- Goal of the exercise:
Quote every line below exactly and skip any picture.
········
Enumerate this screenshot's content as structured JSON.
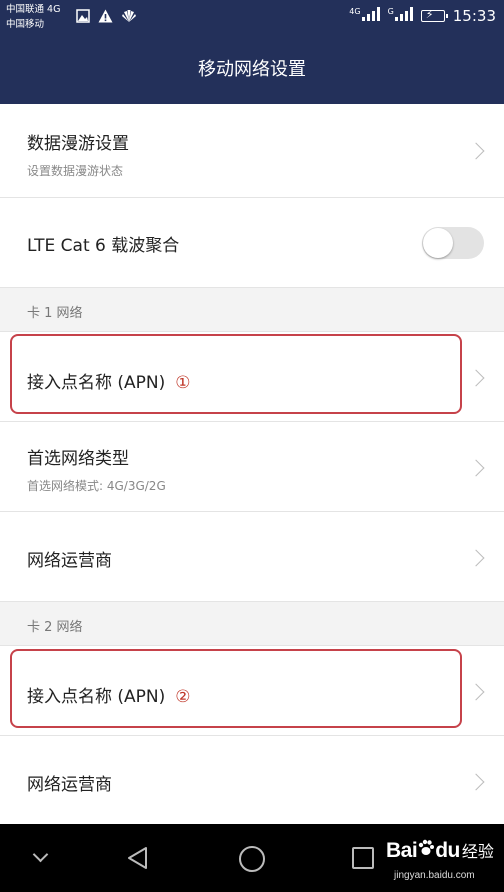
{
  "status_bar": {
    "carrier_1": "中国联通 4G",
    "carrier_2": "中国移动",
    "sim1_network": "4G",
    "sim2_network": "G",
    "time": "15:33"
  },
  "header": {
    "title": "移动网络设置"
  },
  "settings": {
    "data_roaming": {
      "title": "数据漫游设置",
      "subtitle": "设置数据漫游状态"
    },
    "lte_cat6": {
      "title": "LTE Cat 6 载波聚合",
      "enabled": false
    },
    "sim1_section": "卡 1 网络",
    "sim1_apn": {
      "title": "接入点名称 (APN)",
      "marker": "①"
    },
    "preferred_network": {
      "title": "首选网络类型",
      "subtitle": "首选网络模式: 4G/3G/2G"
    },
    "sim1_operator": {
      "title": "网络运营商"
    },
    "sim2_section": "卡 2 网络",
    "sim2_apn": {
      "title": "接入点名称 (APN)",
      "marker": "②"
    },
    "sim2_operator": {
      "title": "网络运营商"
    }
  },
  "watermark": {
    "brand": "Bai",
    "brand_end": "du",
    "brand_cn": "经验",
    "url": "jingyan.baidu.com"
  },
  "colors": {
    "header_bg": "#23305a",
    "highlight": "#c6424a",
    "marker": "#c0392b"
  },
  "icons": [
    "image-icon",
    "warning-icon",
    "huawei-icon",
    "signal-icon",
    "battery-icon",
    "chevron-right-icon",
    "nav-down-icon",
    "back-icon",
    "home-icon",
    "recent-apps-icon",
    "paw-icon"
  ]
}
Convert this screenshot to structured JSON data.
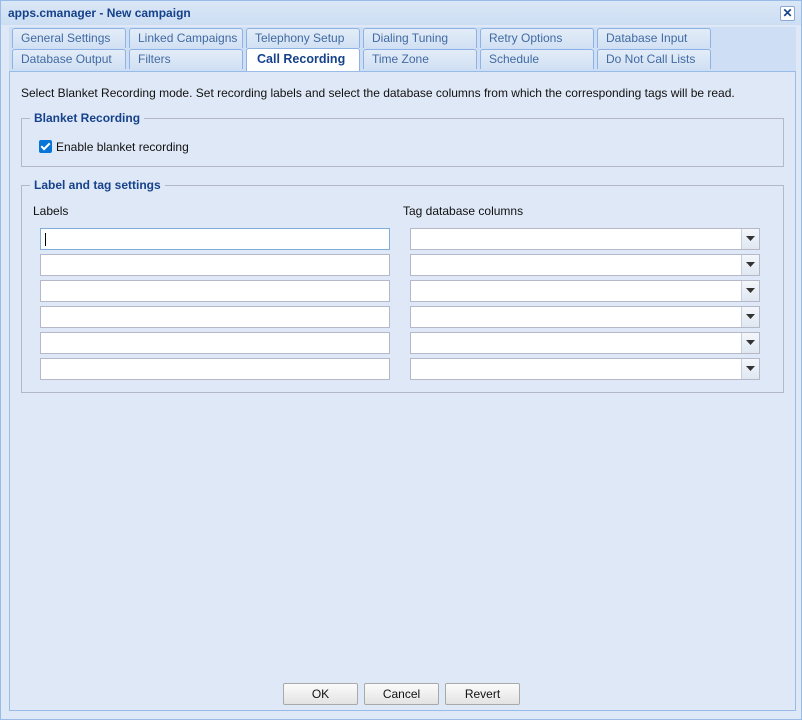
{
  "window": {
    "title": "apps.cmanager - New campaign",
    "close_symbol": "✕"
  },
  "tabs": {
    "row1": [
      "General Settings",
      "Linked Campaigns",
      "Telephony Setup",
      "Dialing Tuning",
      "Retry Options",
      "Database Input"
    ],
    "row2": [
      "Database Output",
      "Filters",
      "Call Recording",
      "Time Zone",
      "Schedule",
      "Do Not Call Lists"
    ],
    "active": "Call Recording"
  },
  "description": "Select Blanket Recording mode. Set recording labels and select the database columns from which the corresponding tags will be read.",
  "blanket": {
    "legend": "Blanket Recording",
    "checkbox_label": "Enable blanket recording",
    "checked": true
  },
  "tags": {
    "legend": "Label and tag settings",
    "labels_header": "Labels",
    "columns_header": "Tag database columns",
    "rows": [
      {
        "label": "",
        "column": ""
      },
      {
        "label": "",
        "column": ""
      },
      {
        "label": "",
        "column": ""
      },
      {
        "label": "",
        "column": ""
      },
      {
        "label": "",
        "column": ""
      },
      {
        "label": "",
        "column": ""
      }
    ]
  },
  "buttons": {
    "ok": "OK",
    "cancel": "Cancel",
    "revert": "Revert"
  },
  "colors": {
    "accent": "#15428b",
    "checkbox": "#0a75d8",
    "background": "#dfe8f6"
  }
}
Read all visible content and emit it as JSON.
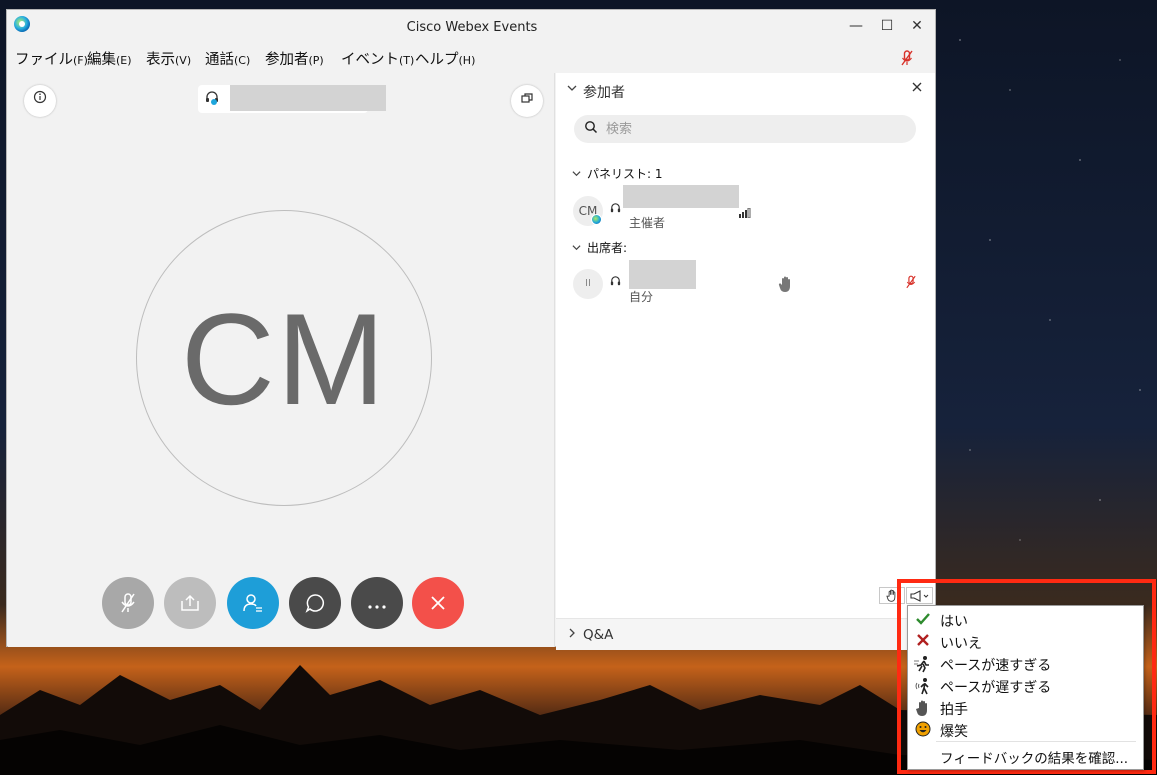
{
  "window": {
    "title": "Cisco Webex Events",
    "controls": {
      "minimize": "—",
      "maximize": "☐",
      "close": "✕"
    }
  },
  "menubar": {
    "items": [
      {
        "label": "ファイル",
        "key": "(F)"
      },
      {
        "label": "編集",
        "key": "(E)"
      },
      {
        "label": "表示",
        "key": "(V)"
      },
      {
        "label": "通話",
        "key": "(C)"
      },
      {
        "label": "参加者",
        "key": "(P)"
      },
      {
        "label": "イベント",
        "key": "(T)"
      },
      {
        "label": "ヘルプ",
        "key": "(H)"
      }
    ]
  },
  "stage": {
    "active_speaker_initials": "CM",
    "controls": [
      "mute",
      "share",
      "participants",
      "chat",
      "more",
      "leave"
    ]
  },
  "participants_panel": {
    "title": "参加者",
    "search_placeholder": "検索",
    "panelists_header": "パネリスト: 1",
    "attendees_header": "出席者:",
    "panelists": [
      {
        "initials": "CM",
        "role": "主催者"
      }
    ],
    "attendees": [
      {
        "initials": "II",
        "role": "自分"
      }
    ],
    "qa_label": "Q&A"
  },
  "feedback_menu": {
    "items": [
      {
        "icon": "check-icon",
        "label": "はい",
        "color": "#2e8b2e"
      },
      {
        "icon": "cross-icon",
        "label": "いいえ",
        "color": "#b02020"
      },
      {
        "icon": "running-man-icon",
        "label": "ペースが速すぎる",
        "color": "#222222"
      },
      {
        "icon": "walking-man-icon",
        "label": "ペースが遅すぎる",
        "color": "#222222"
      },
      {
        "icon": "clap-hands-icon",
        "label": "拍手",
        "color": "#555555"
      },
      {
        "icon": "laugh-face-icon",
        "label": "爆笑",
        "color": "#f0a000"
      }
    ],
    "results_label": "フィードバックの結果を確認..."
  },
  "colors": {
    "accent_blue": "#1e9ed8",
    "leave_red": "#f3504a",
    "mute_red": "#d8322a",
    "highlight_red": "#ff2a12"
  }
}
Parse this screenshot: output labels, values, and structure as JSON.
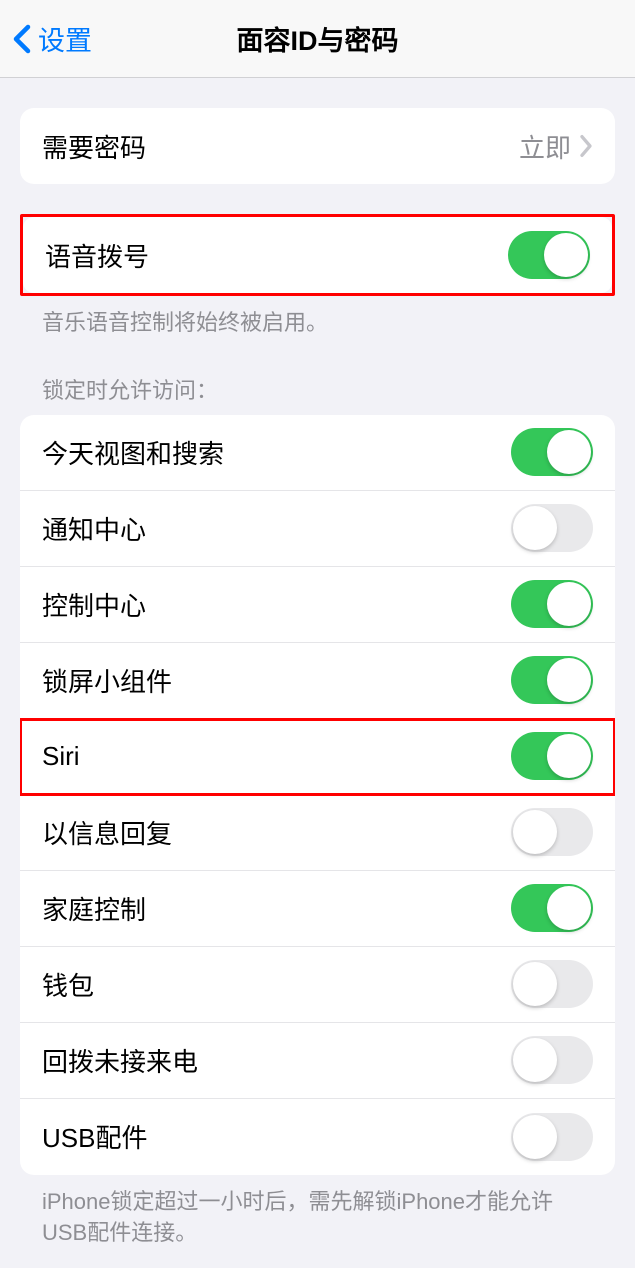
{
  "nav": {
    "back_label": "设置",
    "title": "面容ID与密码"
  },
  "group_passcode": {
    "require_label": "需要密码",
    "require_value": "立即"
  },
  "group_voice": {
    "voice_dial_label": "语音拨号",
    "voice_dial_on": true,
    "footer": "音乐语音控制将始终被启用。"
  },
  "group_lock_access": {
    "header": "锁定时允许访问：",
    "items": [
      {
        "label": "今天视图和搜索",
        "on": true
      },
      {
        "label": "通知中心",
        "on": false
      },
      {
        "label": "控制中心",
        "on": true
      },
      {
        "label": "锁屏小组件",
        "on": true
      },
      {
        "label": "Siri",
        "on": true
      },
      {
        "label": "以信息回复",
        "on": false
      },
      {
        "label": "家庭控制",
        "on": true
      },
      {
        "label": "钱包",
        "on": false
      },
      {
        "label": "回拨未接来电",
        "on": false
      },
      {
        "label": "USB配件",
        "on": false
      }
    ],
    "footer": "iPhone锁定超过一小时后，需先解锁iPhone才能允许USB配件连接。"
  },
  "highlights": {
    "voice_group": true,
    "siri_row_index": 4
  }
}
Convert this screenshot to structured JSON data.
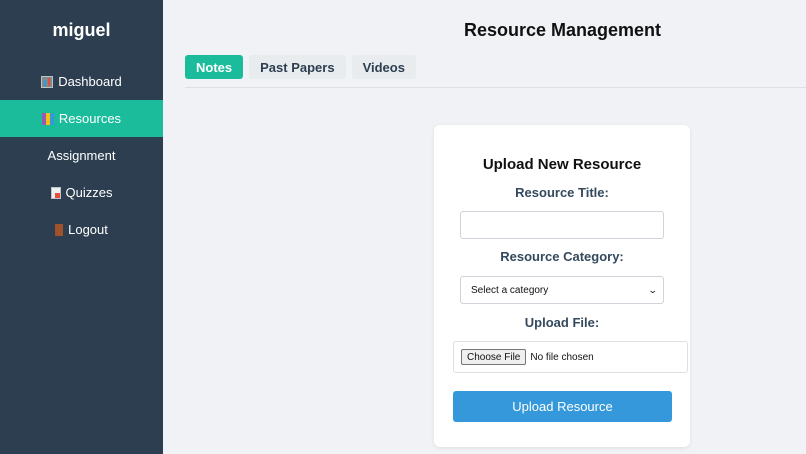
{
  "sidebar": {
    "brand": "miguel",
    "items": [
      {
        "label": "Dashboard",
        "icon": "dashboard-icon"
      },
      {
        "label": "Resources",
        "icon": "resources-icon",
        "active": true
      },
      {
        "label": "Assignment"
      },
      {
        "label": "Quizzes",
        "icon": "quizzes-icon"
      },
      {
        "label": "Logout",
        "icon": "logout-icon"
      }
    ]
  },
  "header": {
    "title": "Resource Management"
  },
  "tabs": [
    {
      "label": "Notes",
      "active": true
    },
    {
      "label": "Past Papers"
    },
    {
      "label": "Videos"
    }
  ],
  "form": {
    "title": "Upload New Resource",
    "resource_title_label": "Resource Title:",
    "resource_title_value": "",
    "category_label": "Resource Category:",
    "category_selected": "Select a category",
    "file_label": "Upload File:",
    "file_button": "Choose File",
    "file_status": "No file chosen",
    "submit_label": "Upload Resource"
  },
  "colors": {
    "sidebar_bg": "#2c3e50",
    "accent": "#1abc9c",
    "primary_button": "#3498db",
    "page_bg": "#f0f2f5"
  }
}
········
- Exercise response:
Enumerate this screenshot's content as structured JSON.
{
  "status_bar": {
    "carrier_1": "中国联通 4G",
    "carrier_2": "中国移动",
    "sim1_network": "4G",
    "sim2_network": "G",
    "time": "15:33"
  },
  "header": {
    "title": "移动网络设置"
  },
  "settings": {
    "data_roaming": {
      "title": "数据漫游设置",
      "subtitle": "设置数据漫游状态"
    },
    "lte_cat6": {
      "title": "LTE Cat 6 载波聚合",
      "enabled": false
    },
    "sim1_section": "卡 1 网络",
    "sim1_apn": {
      "title": "接入点名称 (APN)",
      "marker": "①"
    },
    "preferred_network": {
      "title": "首选网络类型",
      "subtitle": "首选网络模式: 4G/3G/2G"
    },
    "sim1_operator": {
      "title": "网络运营商"
    },
    "sim2_section": "卡 2 网络",
    "sim2_apn": {
      "title": "接入点名称 (APN)",
      "marker": "②"
    },
    "sim2_operator": {
      "title": "网络运营商"
    }
  },
  "watermark": {
    "brand": "Bai",
    "brand_end": "du",
    "brand_cn": "经验",
    "url": "jingyan.baidu.com"
  },
  "colors": {
    "header_bg": "#23305a",
    "highlight": "#c6424a",
    "marker": "#c0392b"
  },
  "icons": [
    "image-icon",
    "warning-icon",
    "huawei-icon",
    "signal-icon",
    "battery-icon",
    "chevron-right-icon",
    "nav-down-icon",
    "back-icon",
    "home-icon",
    "recent-apps-icon",
    "paw-icon"
  ]
}
Convert this screenshot to structured JSON data.
{
  "window": {
    "title": "apps.cmanager - New campaign",
    "close_symbol": "✕"
  },
  "tabs": {
    "row1": [
      "General Settings",
      "Linked Campaigns",
      "Telephony Setup",
      "Dialing Tuning",
      "Retry Options",
      "Database Input"
    ],
    "row2": [
      "Database Output",
      "Filters",
      "Call Recording",
      "Time Zone",
      "Schedule",
      "Do Not Call Lists"
    ],
    "active": "Call Recording"
  },
  "description": "Select Blanket Recording mode. Set recording labels and select the database columns from which the corresponding tags will be read.",
  "blanket": {
    "legend": "Blanket Recording",
    "checkbox_label": "Enable blanket recording",
    "checked": true
  },
  "tags": {
    "legend": "Label and tag settings",
    "labels_header": "Labels",
    "columns_header": "Tag database columns",
    "rows": [
      {
        "label": "",
        "column": ""
      },
      {
        "label": "",
        "column": ""
      },
      {
        "label": "",
        "column": ""
      },
      {
        "label": "",
        "column": ""
      },
      {
        "label": "",
        "column": ""
      },
      {
        "label": "",
        "column": ""
      }
    ]
  },
  "buttons": {
    "ok": "OK",
    "cancel": "Cancel",
    "revert": "Revert"
  },
  "colors": {
    "accent": "#15428b",
    "checkbox": "#0a75d8",
    "background": "#dfe8f6"
  }
}
Read all visible content and emit it as JSON.
{
  "window": {
    "title": "Cisco Webex Events",
    "controls": {
      "minimize": "—",
      "maximize": "☐",
      "close": "✕"
    }
  },
  "menubar": {
    "items": [
      {
        "label": "ファイル",
        "key": "(F)"
      },
      {
        "label": "編集",
        "key": "(E)"
      },
      {
        "label": "表示",
        "key": "(V)"
      },
      {
        "label": "通話",
        "key": "(C)"
      },
      {
        "label": "参加者",
        "key": "(P)"
      },
      {
        "label": "イベント",
        "key": "(T)"
      },
      {
        "label": "ヘルプ",
        "key": "(H)"
      }
    ]
  },
  "stage": {
    "active_speaker_initials": "CM",
    "controls": [
      "mute",
      "share",
      "participants",
      "chat",
      "more",
      "leave"
    ]
  },
  "participants_panel": {
    "title": "参加者",
    "search_placeholder": "検索",
    "panelists_header": "パネリスト: 1",
    "attendees_header": "出席者:",
    "panelists": [
      {
        "initials": "CM",
        "role": "主催者"
      }
    ],
    "attendees": [
      {
        "initials": "II",
        "role": "自分"
      }
    ],
    "qa_label": "Q&A"
  },
  "feedback_menu": {
    "items": [
      {
        "icon": "check-icon",
        "label": "はい",
        "color": "#2e8b2e"
      },
      {
        "icon": "cross-icon",
        "label": "いいえ",
        "color": "#b02020"
      },
      {
        "icon": "running-man-icon",
        "label": "ペースが速すぎる",
        "color": "#222222"
      },
      {
        "icon": "walking-man-icon",
        "label": "ペースが遅すぎる",
        "color": "#222222"
      },
      {
        "icon": "clap-hands-icon",
        "label": "拍手",
        "color": "#555555"
      },
      {
        "icon": "laugh-face-icon",
        "label": "爆笑",
        "color": "#f0a000"
      }
    ],
    "results_label": "フィードバックの結果を確認..."
  },
  "colors": {
    "accent_blue": "#1e9ed8",
    "leave_red": "#f3504a",
    "mute_red": "#d8322a",
    "highlight_red": "#ff2a12"
  }
}
Parse this screenshot: output labels, values, and structure as JSON.
{
  "nav": {
    "back_label": "设置",
    "title": "面容ID与密码"
  },
  "group_passcode": {
    "require_label": "需要密码",
    "require_value": "立即"
  },
  "group_voice": {
    "voice_dial_label": "语音拨号",
    "voice_dial_on": true,
    "footer": "音乐语音控制将始终被启用。"
  },
  "group_lock_access": {
    "header": "锁定时允许访问：",
    "items": [
      {
        "label": "今天视图和搜索",
        "on": true
      },
      {
        "label": "通知中心",
        "on": false
      },
      {
        "label": "控制中心",
        "on": true
      },
      {
        "label": "锁屏小组件",
        "on": true
      },
      {
        "label": "Siri",
        "on": true
      },
      {
        "label": "以信息回复",
        "on": false
      },
      {
        "label": "家庭控制",
        "on": true
      },
      {
        "label": "钱包",
        "on": false
      },
      {
        "label": "回拨未接来电",
        "on": false
      },
      {
        "label": "USB配件",
        "on": false
      }
    ],
    "footer": "iPhone锁定超过一小时后，需先解锁iPhone才能允许USB配件连接。"
  },
  "highlights": {
    "voice_group": true,
    "siri_row_index": 4
  }
}
Convert this screenshot to structured JSON data.
{
  "sidebar": {
    "brand": "miguel",
    "items": [
      {
        "label": "Dashboard",
        "icon": "dashboard-icon"
      },
      {
        "label": "Resources",
        "icon": "resources-icon",
        "active": true
      },
      {
        "label": "Assignment"
      },
      {
        "label": "Quizzes",
        "icon": "quizzes-icon"
      },
      {
        "label": "Logout",
        "icon": "logout-icon"
      }
    ]
  },
  "header": {
    "title": "Resource Management"
  },
  "tabs": [
    {
      "label": "Notes",
      "active": true
    },
    {
      "label": "Past Papers"
    },
    {
      "label": "Videos"
    }
  ],
  "form": {
    "title": "Upload New Resource",
    "resource_title_label": "Resource Title:",
    "resource_title_value": "",
    "category_label": "Resource Category:",
    "category_selected": "Select a category",
    "file_label": "Upload File:",
    "file_button": "Choose File",
    "file_status": "No file chosen",
    "submit_label": "Upload Resource"
  },
  "colors": {
    "sidebar_bg": "#2c3e50",
    "accent": "#1abc9c",
    "primary_button": "#3498db",
    "page_bg": "#f0f2f5"
  }
}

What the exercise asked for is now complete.